[BEGIN Material]

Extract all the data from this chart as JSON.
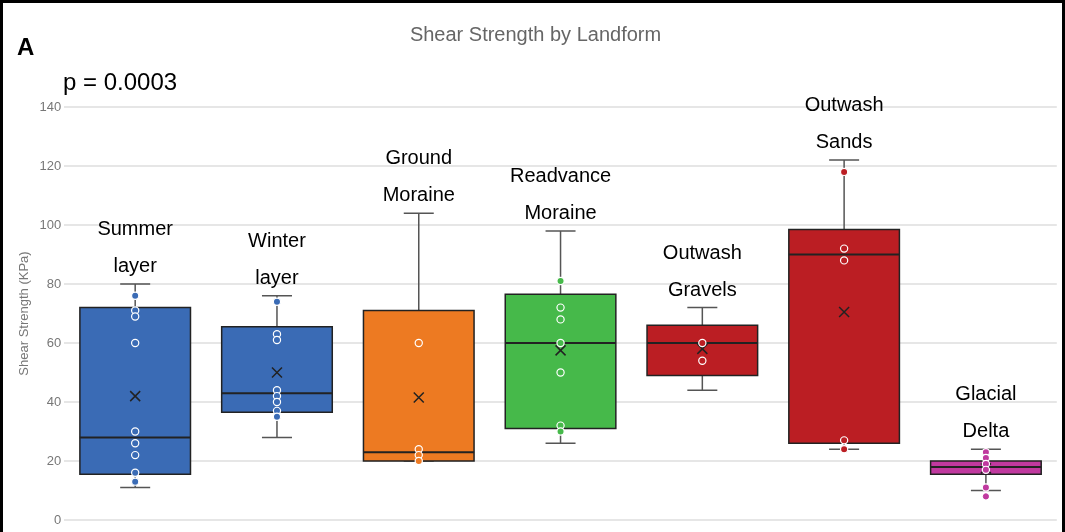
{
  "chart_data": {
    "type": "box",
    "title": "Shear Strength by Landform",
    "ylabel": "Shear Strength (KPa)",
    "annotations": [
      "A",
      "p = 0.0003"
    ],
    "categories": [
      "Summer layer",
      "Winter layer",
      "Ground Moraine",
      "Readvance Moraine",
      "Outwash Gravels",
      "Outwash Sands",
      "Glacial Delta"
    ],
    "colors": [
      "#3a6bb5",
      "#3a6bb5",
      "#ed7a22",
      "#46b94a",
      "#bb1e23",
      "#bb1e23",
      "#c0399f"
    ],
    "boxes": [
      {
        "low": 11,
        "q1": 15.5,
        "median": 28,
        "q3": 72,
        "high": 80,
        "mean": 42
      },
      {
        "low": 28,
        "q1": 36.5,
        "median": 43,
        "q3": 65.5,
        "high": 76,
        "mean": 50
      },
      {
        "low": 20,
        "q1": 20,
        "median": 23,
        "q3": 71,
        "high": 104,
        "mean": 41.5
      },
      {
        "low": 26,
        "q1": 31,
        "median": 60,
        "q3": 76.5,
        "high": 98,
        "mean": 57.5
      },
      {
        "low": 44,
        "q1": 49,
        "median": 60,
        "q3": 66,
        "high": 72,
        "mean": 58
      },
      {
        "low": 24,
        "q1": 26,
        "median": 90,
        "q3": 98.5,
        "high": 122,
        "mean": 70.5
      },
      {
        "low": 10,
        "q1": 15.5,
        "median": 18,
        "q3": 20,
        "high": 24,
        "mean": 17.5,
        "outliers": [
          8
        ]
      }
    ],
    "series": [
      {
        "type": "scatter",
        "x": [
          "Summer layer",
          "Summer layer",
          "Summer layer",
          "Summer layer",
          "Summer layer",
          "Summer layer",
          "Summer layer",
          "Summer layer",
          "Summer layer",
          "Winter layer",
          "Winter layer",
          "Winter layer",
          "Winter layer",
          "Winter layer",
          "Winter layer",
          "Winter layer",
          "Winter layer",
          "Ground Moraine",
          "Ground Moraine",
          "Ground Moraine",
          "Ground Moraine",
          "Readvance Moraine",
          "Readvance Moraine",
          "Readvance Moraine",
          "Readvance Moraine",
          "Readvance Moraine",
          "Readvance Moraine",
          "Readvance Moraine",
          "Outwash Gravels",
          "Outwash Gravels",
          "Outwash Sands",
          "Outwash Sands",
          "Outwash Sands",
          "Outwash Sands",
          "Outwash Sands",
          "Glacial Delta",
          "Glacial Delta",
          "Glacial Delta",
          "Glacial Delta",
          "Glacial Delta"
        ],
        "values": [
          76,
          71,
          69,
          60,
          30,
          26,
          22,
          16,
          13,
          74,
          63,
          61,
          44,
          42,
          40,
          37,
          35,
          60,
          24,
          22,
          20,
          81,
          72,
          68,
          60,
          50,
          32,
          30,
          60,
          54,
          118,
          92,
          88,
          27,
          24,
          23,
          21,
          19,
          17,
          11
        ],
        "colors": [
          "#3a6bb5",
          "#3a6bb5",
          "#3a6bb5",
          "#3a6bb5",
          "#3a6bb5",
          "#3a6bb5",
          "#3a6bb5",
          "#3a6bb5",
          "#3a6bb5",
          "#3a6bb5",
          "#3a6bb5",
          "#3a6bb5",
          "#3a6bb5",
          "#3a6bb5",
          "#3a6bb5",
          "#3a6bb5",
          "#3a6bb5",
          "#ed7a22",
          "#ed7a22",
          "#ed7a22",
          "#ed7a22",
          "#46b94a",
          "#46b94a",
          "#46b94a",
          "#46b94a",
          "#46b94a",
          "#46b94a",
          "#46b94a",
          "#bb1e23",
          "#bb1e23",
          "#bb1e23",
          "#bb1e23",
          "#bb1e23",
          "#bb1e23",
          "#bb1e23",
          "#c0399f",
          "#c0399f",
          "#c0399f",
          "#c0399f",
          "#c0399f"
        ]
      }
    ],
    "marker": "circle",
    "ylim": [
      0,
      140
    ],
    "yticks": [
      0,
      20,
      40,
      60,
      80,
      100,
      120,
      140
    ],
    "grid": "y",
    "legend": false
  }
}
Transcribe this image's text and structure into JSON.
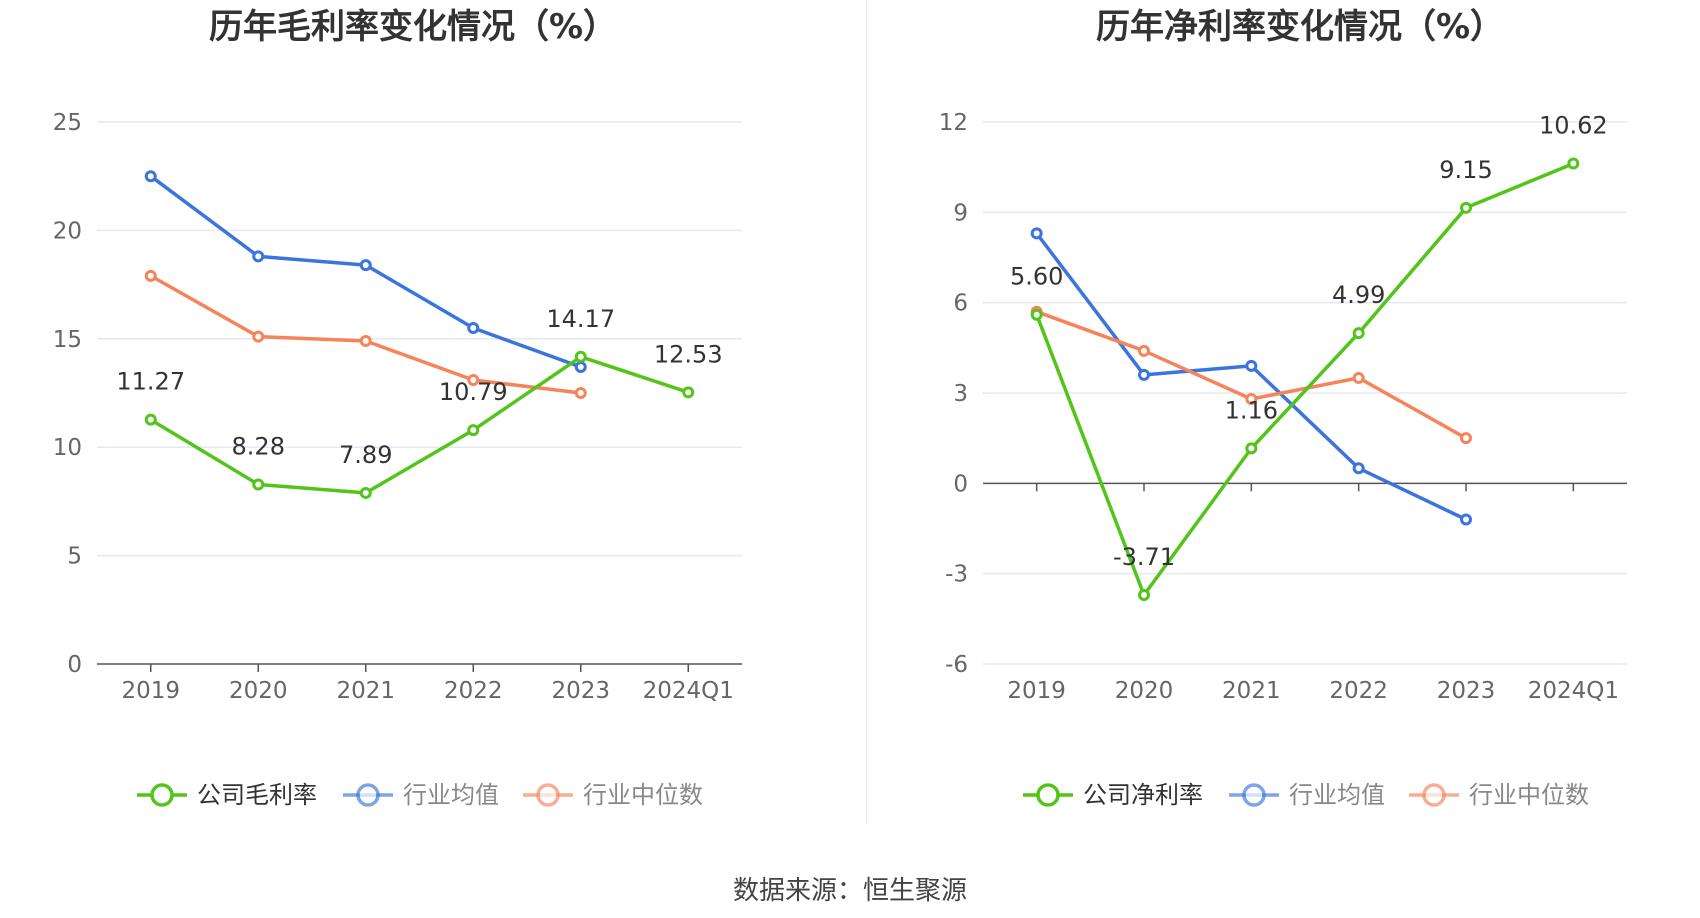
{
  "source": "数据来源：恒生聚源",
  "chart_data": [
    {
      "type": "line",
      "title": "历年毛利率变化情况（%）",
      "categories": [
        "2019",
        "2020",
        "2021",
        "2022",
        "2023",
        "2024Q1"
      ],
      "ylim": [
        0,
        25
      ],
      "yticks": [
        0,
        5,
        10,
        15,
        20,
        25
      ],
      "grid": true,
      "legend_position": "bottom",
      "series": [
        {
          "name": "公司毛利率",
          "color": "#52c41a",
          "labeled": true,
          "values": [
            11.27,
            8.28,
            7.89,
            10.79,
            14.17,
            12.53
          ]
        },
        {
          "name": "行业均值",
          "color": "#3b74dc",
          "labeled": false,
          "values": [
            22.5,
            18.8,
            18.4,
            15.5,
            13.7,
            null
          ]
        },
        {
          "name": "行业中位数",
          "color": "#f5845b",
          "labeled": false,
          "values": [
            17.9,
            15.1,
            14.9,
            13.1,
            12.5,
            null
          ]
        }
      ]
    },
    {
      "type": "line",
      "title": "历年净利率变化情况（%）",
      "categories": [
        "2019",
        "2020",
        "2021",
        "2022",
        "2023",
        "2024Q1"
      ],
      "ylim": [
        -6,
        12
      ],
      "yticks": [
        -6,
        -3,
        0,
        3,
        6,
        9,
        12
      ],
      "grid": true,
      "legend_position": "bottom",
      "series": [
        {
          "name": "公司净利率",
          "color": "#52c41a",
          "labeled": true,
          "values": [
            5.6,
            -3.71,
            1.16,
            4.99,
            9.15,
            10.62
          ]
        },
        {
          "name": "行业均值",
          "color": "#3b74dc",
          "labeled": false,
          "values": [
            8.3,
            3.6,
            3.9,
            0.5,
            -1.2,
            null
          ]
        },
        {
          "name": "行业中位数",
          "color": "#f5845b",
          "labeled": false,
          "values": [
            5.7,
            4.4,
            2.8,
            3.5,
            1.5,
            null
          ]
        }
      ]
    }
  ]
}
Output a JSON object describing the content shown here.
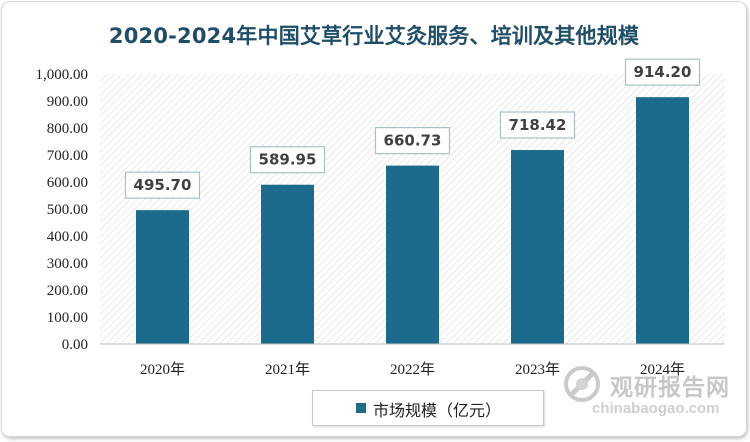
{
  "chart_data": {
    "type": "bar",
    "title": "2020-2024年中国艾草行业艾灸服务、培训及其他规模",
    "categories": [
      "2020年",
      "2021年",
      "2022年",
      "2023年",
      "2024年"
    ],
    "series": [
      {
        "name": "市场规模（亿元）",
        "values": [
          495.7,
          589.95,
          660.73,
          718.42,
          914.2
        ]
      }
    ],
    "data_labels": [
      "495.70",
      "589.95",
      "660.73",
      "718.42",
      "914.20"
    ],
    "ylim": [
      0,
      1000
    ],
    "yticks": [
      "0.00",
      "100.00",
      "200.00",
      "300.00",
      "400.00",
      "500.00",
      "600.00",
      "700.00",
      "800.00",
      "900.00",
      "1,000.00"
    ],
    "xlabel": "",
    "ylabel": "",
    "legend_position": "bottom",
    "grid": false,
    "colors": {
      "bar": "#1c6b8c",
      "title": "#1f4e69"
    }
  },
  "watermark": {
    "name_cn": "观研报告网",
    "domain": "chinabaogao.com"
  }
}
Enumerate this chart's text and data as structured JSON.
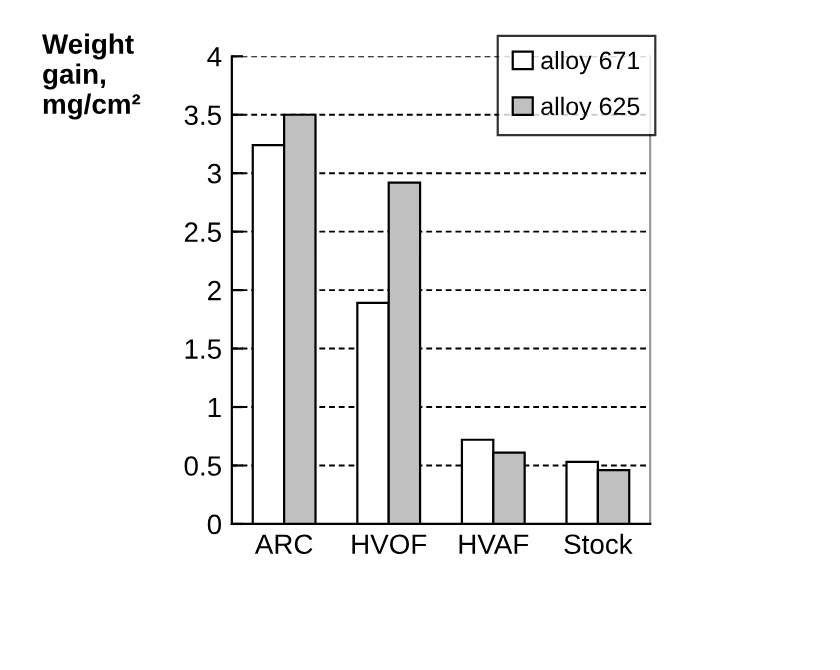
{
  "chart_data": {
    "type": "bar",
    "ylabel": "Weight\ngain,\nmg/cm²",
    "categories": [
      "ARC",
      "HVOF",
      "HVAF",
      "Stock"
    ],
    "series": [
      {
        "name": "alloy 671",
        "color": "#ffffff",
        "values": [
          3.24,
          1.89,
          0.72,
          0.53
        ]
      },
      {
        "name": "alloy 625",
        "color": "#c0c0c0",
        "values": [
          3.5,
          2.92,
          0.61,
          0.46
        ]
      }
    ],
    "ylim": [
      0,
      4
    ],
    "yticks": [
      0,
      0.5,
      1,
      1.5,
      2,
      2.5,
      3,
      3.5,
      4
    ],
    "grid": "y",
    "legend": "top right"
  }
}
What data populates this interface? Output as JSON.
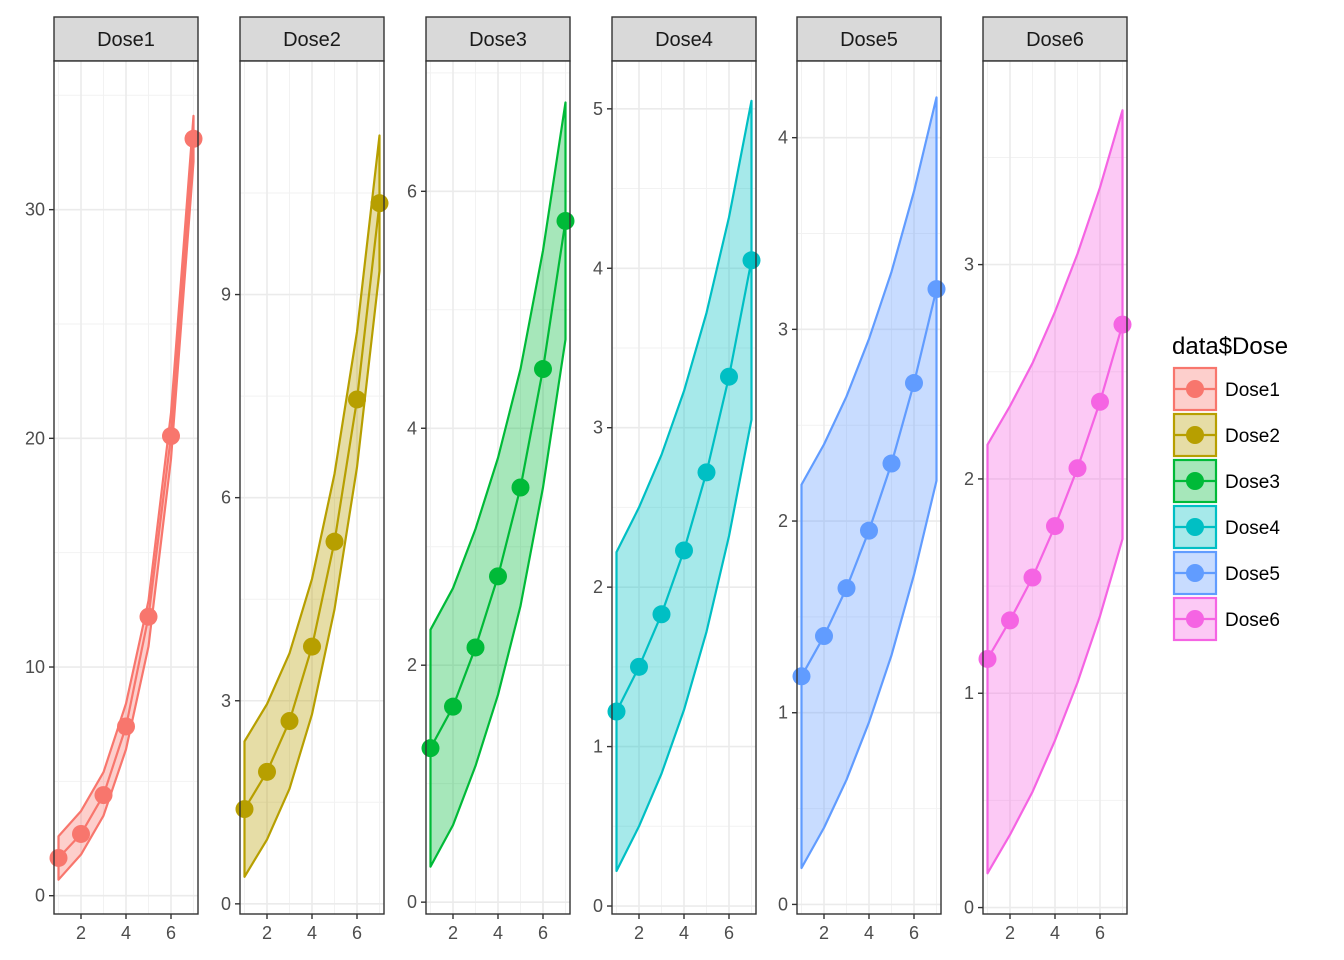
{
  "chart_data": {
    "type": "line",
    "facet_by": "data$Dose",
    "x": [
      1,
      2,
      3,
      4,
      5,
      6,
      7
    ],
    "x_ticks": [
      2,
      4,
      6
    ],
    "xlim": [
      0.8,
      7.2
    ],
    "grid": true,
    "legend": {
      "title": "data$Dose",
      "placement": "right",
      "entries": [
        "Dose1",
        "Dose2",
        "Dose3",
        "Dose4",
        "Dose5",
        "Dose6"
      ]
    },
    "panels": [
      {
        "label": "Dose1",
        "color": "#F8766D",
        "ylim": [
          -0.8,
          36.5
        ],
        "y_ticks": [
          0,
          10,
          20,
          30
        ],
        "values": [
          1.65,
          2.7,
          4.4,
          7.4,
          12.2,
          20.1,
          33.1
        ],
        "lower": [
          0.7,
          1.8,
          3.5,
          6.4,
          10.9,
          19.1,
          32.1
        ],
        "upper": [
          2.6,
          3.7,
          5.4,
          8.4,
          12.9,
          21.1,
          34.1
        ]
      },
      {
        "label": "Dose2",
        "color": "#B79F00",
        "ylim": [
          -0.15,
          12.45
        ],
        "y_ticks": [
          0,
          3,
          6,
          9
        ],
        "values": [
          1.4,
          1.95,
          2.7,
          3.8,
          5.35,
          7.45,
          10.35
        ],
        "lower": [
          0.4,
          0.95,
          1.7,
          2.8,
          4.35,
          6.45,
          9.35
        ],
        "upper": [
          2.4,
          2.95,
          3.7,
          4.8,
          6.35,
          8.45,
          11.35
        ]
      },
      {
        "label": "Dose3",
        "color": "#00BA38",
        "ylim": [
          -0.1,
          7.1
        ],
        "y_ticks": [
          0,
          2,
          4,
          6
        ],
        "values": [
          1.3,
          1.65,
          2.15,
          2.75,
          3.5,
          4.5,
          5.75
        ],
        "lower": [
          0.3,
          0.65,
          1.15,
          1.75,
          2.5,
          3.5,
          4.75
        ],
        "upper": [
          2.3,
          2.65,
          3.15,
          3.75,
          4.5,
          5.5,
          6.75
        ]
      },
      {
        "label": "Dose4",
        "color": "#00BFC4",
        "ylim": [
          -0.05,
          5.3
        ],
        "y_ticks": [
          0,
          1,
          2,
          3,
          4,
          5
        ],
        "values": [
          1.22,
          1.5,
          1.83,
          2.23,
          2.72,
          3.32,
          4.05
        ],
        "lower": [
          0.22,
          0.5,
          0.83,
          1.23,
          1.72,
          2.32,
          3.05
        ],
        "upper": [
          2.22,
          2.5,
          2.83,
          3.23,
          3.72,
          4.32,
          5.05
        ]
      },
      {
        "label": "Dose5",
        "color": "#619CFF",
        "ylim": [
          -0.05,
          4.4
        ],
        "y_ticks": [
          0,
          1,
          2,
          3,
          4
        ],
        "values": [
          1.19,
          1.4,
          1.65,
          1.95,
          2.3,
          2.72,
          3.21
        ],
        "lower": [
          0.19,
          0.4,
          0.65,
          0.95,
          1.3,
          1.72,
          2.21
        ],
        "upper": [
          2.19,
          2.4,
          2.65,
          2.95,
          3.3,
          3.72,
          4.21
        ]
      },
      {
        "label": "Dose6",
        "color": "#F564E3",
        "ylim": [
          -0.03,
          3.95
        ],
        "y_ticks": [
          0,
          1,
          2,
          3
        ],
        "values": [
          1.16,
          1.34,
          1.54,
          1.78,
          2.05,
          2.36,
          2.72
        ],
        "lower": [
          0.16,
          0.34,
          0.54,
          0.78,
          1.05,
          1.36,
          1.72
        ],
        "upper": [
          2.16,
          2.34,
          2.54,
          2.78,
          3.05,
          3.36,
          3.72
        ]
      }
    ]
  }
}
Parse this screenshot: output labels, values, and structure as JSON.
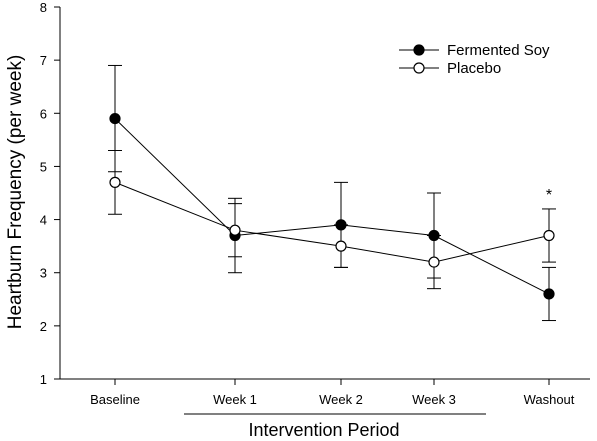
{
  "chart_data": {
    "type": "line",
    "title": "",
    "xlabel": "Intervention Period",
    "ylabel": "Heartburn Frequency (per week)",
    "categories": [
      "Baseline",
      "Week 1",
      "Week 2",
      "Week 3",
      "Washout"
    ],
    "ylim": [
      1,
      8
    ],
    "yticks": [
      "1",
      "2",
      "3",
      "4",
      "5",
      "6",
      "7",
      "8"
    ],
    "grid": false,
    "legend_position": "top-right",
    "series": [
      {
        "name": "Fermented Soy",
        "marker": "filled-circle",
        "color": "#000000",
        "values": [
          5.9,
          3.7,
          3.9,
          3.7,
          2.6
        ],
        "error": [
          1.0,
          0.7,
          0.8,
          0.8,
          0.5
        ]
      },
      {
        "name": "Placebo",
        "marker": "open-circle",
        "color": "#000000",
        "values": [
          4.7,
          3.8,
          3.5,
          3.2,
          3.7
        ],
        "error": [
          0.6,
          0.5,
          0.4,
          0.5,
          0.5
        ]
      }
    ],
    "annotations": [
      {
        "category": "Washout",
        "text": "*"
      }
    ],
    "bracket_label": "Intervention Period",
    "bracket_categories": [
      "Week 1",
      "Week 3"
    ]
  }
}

[END Material]

• **What is required**
Return a copy of every line that includes the word "Strength".

• **Reply to the task**
    "title": "Shear Strength by Landform",
    "ylabel": "Shear Strength (KPa)",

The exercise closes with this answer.